**RECORDS TO USE:**
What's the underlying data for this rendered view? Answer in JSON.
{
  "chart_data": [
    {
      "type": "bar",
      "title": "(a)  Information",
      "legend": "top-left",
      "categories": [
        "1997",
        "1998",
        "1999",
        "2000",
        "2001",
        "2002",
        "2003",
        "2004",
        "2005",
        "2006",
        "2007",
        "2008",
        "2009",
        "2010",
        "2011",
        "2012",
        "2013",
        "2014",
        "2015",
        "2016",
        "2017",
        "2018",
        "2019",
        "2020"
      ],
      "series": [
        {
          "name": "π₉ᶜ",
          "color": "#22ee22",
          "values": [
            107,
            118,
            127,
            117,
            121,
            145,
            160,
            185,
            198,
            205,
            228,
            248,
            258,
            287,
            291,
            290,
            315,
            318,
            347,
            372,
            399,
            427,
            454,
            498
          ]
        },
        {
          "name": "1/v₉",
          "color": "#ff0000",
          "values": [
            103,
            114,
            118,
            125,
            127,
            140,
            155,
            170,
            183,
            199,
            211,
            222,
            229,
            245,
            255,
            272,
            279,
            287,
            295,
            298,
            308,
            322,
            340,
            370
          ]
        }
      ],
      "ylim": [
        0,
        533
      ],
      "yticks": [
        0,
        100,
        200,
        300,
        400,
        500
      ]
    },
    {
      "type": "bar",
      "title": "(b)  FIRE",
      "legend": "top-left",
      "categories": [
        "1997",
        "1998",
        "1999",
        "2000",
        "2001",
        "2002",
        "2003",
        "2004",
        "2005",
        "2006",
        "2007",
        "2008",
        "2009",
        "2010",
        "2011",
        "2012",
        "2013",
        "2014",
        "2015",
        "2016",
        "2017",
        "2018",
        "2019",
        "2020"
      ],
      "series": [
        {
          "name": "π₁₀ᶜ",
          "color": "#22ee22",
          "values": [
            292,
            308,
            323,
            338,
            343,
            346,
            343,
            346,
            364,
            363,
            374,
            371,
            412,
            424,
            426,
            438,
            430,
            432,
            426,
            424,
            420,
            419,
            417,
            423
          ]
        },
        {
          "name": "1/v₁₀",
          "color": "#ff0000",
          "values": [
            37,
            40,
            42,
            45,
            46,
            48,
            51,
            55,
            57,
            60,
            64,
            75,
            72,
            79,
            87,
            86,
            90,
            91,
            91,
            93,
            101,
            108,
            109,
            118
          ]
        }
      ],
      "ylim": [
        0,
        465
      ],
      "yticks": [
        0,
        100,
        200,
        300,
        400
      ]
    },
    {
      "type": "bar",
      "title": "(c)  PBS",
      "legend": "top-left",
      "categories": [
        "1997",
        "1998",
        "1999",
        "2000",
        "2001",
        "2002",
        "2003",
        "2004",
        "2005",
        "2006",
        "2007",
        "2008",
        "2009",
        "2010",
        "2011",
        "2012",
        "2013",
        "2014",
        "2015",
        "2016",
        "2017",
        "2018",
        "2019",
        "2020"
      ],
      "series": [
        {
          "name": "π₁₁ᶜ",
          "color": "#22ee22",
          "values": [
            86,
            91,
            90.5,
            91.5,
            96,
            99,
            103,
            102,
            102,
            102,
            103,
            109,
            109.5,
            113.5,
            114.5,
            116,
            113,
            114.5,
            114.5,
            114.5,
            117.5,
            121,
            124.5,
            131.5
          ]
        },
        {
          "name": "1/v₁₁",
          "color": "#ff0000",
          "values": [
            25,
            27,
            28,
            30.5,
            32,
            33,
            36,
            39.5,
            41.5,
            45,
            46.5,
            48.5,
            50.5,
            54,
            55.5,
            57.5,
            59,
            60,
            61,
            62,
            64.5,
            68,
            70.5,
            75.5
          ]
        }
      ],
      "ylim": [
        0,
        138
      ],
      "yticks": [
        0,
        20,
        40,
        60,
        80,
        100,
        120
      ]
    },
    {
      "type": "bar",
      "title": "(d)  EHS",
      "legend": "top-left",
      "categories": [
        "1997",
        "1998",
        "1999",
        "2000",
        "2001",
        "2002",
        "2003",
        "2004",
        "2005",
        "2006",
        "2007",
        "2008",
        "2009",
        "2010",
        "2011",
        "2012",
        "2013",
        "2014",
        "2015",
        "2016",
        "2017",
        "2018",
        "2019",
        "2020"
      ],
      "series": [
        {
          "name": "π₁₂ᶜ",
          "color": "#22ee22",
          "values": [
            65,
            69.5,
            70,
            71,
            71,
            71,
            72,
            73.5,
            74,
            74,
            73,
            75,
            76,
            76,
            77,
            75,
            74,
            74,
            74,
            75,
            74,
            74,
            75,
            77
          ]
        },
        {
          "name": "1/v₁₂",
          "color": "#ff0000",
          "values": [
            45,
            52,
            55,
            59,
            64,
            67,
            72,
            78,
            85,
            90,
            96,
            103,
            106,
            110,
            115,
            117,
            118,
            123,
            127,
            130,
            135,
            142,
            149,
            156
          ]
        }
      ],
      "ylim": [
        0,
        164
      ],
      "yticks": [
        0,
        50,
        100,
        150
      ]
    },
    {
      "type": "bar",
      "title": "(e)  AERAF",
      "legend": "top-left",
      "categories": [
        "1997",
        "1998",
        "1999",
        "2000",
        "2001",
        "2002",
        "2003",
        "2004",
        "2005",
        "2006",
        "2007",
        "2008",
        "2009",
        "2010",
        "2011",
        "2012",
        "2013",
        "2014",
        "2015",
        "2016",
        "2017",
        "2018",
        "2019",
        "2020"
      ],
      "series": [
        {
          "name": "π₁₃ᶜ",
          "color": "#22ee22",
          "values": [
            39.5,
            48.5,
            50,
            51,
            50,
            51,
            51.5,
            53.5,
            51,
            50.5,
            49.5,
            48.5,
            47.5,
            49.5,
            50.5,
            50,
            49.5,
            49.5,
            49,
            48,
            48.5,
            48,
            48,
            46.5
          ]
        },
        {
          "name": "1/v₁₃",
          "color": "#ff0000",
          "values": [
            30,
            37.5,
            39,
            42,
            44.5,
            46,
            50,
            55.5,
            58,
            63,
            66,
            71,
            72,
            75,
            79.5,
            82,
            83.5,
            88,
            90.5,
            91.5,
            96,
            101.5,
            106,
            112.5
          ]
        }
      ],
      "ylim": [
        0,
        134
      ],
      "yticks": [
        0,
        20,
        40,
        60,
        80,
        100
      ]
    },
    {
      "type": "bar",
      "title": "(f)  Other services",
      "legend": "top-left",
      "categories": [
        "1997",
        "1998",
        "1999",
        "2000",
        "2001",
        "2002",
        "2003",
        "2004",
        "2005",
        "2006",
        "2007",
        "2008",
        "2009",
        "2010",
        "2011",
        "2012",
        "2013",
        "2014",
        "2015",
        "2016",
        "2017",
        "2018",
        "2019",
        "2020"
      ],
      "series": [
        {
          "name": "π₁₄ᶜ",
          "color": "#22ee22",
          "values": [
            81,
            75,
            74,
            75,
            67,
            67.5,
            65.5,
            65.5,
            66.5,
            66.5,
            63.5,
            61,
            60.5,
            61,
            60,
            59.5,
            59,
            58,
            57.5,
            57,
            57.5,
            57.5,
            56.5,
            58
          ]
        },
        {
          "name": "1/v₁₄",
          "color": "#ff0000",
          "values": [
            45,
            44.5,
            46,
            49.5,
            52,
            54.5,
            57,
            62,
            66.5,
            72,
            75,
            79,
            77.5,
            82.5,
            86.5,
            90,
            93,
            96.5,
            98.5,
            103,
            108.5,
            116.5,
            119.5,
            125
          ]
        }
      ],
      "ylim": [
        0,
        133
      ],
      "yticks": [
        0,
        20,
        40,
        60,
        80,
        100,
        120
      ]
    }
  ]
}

**WHAT THE TASK ASKS:** Output the entries exactly.

**COMPLETE ANSWER:**
What's the underlying data for this rendered view? Answer in JSON.
{
  "chart_data": [
    {
      "type": "bar",
      "title": "(a)  Information",
      "legend": "top-left",
      "categories": [
        "1997",
        "1998",
        "1999",
        "2000",
        "2001",
        "2002",
        "2003",
        "2004",
        "2005",
        "2006",
        "2007",
        "2008",
        "2009",
        "2010",
        "2011",
        "2012",
        "2013",
        "2014",
        "2015",
        "2016",
        "2017",
        "2018",
        "2019",
        "2020"
      ],
      "series": [
        {
          "name": "π₉ᶜ",
          "color": "#22ee22",
          "values": [
            107,
            118,
            127,
            117,
            121,
            145,
            160,
            185,
            198,
            205,
            228,
            248,
            258,
            287,
            291,
            290,
            315,
            318,
            347,
            372,
            399,
            427,
            454,
            498
          ]
        },
        {
          "name": "1/v₉",
          "color": "#ff0000",
          "values": [
            103,
            114,
            118,
            125,
            127,
            140,
            155,
            170,
            183,
            199,
            211,
            222,
            229,
            245,
            255,
            272,
            279,
            287,
            295,
            298,
            308,
            322,
            340,
            370
          ]
        }
      ],
      "ylim": [
        0,
        533
      ],
      "yticks": [
        0,
        100,
        200,
        300,
        400,
        500
      ]
    },
    {
      "type": "bar",
      "title": "(b)  FIRE",
      "legend": "top-left",
      "categories": [
        "1997",
        "1998",
        "1999",
        "2000",
        "2001",
        "2002",
        "2003",
        "2004",
        "2005",
        "2006",
        "2007",
        "2008",
        "2009",
        "2010",
        "2011",
        "2012",
        "2013",
        "2014",
        "2015",
        "2016",
        "2017",
        "2018",
        "2019",
        "2020"
      ],
      "series": [
        {
          "name": "π₁₀ᶜ",
          "color": "#22ee22",
          "values": [
            292,
            308,
            323,
            338,
            343,
            346,
            343,
            346,
            364,
            363,
            374,
            371,
            412,
            424,
            426,
            438,
            430,
            432,
            426,
            424,
            420,
            419,
            417,
            423
          ]
        },
        {
          "name": "1/v₁₀",
          "color": "#ff0000",
          "values": [
            37,
            40,
            42,
            45,
            46,
            48,
            51,
            55,
            57,
            60,
            64,
            75,
            72,
            79,
            87,
            86,
            90,
            91,
            91,
            93,
            101,
            108,
            109,
            118
          ]
        }
      ],
      "ylim": [
        0,
        465
      ],
      "yticks": [
        0,
        100,
        200,
        300,
        400
      ]
    },
    {
      "type": "bar",
      "title": "(c)  PBS",
      "legend": "top-left",
      "categories": [
        "1997",
        "1998",
        "1999",
        "2000",
        "2001",
        "2002",
        "2003",
        "2004",
        "2005",
        "2006",
        "2007",
        "2008",
        "2009",
        "2010",
        "2011",
        "2012",
        "2013",
        "2014",
        "2015",
        "2016",
        "2017",
        "2018",
        "2019",
        "2020"
      ],
      "series": [
        {
          "name": "π₁₁ᶜ",
          "color": "#22ee22",
          "values": [
            86,
            91,
            90.5,
            91.5,
            96,
            99,
            103,
            102,
            102,
            102,
            103,
            109,
            109.5,
            113.5,
            114.5,
            116,
            113,
            114.5,
            114.5,
            114.5,
            117.5,
            121,
            124.5,
            131.5
          ]
        },
        {
          "name": "1/v₁₁",
          "color": "#ff0000",
          "values": [
            25,
            27,
            28,
            30.5,
            32,
            33,
            36,
            39.5,
            41.5,
            45,
            46.5,
            48.5,
            50.5,
            54,
            55.5,
            57.5,
            59,
            60,
            61,
            62,
            64.5,
            68,
            70.5,
            75.5
          ]
        }
      ],
      "ylim": [
        0,
        138
      ],
      "yticks": [
        0,
        20,
        40,
        60,
        80,
        100,
        120
      ]
    },
    {
      "type": "bar",
      "title": "(d)  EHS",
      "legend": "top-left",
      "categories": [
        "1997",
        "1998",
        "1999",
        "2000",
        "2001",
        "2002",
        "2003",
        "2004",
        "2005",
        "2006",
        "2007",
        "2008",
        "2009",
        "2010",
        "2011",
        "2012",
        "2013",
        "2014",
        "2015",
        "2016",
        "2017",
        "2018",
        "2019",
        "2020"
      ],
      "series": [
        {
          "name": "π₁₂ᶜ",
          "color": "#22ee22",
          "values": [
            65,
            69.5,
            70,
            71,
            71,
            71,
            72,
            73.5,
            74,
            74,
            73,
            75,
            76,
            76,
            77,
            75,
            74,
            74,
            74,
            75,
            74,
            74,
            75,
            77
          ]
        },
        {
          "name": "1/v₁₂",
          "color": "#ff0000",
          "values": [
            45,
            52,
            55,
            59,
            64,
            67,
            72,
            78,
            85,
            90,
            96,
            103,
            106,
            110,
            115,
            117,
            118,
            123,
            127,
            130,
            135,
            142,
            149,
            156
          ]
        }
      ],
      "ylim": [
        0,
        164
      ],
      "yticks": [
        0,
        50,
        100,
        150
      ]
    },
    {
      "type": "bar",
      "title": "(e)  AERAF",
      "legend": "top-left",
      "categories": [
        "1997",
        "1998",
        "1999",
        "2000",
        "2001",
        "2002",
        "2003",
        "2004",
        "2005",
        "2006",
        "2007",
        "2008",
        "2009",
        "2010",
        "2011",
        "2012",
        "2013",
        "2014",
        "2015",
        "2016",
        "2017",
        "2018",
        "2019",
        "2020"
      ],
      "series": [
        {
          "name": "π₁₃ᶜ",
          "color": "#22ee22",
          "values": [
            39.5,
            48.5,
            50,
            51,
            50,
            51,
            51.5,
            53.5,
            51,
            50.5,
            49.5,
            48.5,
            47.5,
            49.5,
            50.5,
            50,
            49.5,
            49.5,
            49,
            48,
            48.5,
            48,
            48,
            46.5
          ]
        },
        {
          "name": "1/v₁₃",
          "color": "#ff0000",
          "values": [
            30,
            37.5,
            39,
            42,
            44.5,
            46,
            50,
            55.5,
            58,
            63,
            66,
            71,
            72,
            75,
            79.5,
            82,
            83.5,
            88,
            90.5,
            91.5,
            96,
            101.5,
            106,
            112.5
          ]
        }
      ],
      "ylim": [
        0,
        134
      ],
      "yticks": [
        0,
        20,
        40,
        60,
        80,
        100
      ]
    },
    {
      "type": "bar",
      "title": "(f)  Other services",
      "legend": "top-left",
      "categories": [
        "1997",
        "1998",
        "1999",
        "2000",
        "2001",
        "2002",
        "2003",
        "2004",
        "2005",
        "2006",
        "2007",
        "2008",
        "2009",
        "2010",
        "2011",
        "2012",
        "2013",
        "2014",
        "2015",
        "2016",
        "2017",
        "2018",
        "2019",
        "2020"
      ],
      "series": [
        {
          "name": "π₁₄ᶜ",
          "color": "#22ee22",
          "values": [
            81,
            75,
            74,
            75,
            67,
            67.5,
            65.5,
            65.5,
            66.5,
            66.5,
            63.5,
            61,
            60.5,
            61,
            60,
            59.5,
            59,
            58,
            57.5,
            57,
            57.5,
            57.5,
            56.5,
            58
          ]
        },
        {
          "name": "1/v₁₄",
          "color": "#ff0000",
          "values": [
            45,
            44.5,
            46,
            49.5,
            52,
            54.5,
            57,
            62,
            66.5,
            72,
            75,
            79,
            77.5,
            82.5,
            86.5,
            90,
            93,
            96.5,
            98.5,
            103,
            108.5,
            116.5,
            119.5,
            125
          ]
        }
      ],
      "ylim": [
        0,
        133
      ],
      "yticks": [
        0,
        20,
        40,
        60,
        80,
        100,
        120
      ]
    }
  ]
}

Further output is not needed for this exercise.